# [Supplied material]

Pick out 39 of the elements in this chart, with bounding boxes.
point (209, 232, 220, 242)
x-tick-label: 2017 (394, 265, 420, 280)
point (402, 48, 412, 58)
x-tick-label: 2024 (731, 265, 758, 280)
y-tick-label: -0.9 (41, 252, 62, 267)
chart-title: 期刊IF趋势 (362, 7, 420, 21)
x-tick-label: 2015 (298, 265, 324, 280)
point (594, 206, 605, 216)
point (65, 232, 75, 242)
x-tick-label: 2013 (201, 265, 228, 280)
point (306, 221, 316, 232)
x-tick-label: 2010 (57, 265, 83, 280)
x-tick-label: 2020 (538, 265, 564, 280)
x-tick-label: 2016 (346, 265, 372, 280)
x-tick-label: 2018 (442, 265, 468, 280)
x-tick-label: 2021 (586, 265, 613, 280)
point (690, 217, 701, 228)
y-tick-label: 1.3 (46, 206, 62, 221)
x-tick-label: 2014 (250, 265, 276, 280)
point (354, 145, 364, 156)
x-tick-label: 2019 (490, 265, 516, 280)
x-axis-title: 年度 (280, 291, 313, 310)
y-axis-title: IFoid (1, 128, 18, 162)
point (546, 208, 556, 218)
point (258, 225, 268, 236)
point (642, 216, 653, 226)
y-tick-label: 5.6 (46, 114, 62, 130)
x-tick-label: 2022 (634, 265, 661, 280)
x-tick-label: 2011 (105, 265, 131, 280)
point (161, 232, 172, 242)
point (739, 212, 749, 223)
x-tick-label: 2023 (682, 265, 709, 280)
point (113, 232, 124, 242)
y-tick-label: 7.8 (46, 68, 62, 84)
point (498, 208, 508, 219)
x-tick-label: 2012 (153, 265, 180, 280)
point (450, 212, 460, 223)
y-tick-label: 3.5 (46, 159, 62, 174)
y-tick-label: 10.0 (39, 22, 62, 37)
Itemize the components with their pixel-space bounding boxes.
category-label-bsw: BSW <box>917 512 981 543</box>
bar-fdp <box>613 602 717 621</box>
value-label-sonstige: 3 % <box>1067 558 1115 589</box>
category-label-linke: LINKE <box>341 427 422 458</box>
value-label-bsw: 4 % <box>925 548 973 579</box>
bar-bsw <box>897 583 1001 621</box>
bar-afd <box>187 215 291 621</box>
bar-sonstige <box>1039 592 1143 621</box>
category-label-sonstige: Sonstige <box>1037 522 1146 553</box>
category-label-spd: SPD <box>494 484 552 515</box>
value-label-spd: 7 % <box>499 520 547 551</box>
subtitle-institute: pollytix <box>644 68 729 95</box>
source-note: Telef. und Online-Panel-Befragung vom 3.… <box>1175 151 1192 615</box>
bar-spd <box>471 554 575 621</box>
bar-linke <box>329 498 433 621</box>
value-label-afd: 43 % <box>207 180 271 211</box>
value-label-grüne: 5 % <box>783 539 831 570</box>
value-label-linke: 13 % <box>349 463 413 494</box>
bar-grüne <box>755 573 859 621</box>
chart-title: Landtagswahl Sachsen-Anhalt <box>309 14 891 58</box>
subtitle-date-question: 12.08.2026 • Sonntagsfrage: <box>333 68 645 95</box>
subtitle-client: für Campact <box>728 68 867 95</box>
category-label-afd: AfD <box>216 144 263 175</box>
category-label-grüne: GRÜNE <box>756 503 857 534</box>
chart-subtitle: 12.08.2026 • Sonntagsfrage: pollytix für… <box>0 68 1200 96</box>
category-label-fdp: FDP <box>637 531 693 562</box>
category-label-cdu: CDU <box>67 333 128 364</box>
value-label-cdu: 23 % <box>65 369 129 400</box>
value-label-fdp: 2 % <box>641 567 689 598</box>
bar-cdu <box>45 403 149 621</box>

* * *

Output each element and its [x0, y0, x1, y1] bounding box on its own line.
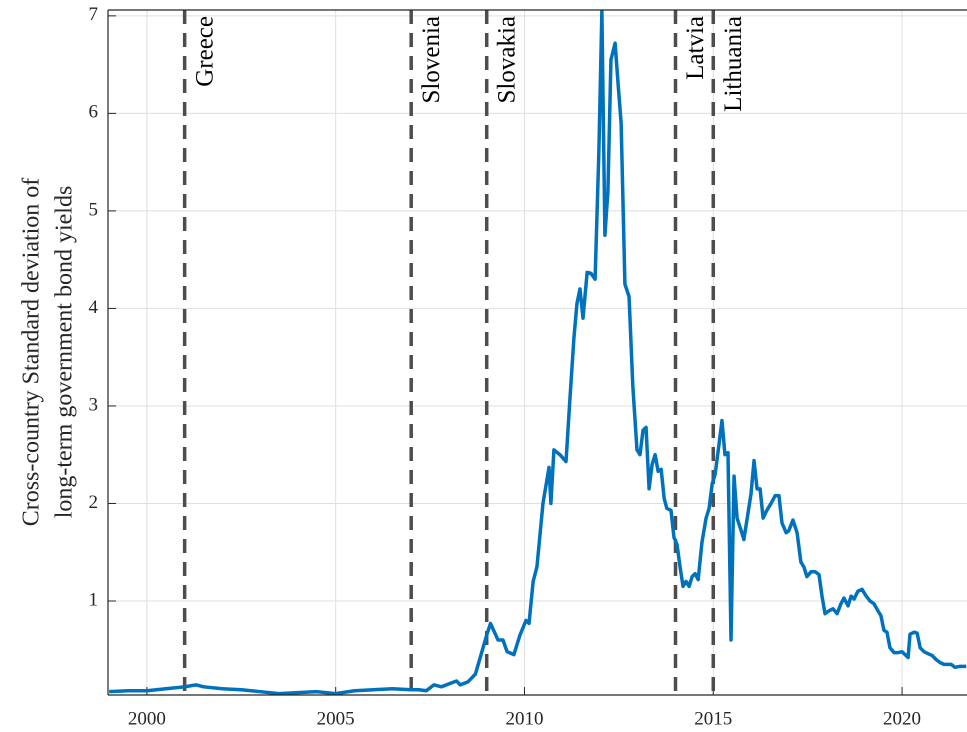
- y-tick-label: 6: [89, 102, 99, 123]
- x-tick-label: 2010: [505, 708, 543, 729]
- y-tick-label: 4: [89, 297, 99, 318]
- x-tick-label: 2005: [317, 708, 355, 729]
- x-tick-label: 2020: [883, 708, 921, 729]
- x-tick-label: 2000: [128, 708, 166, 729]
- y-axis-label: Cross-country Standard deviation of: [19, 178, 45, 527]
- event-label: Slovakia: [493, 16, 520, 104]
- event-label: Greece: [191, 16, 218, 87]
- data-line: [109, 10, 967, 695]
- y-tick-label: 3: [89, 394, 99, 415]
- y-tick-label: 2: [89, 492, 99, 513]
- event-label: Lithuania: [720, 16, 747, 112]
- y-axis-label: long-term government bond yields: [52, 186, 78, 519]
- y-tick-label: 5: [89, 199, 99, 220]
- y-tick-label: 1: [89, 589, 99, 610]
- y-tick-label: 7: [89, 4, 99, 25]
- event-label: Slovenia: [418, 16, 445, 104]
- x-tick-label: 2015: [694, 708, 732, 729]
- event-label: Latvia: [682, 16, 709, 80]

# [Aim]
Return the lines above exactly as they appear, starting with the line that contains "Pick out 39" and continuing through the line that contains "point (65, 232, 75, 242)".

# [Complete answer]
Pick out 39 of the elements in this chart, with bounding boxes.
point (209, 232, 220, 242)
x-tick-label: 2017 (394, 265, 420, 280)
point (402, 48, 412, 58)
x-tick-label: 2024 (731, 265, 758, 280)
y-tick-label: -0.9 (41, 252, 62, 267)
chart-title: 期刊IF趋势 (362, 7, 420, 21)
x-tick-label: 2015 (298, 265, 324, 280)
point (594, 206, 605, 216)
point (65, 232, 75, 242)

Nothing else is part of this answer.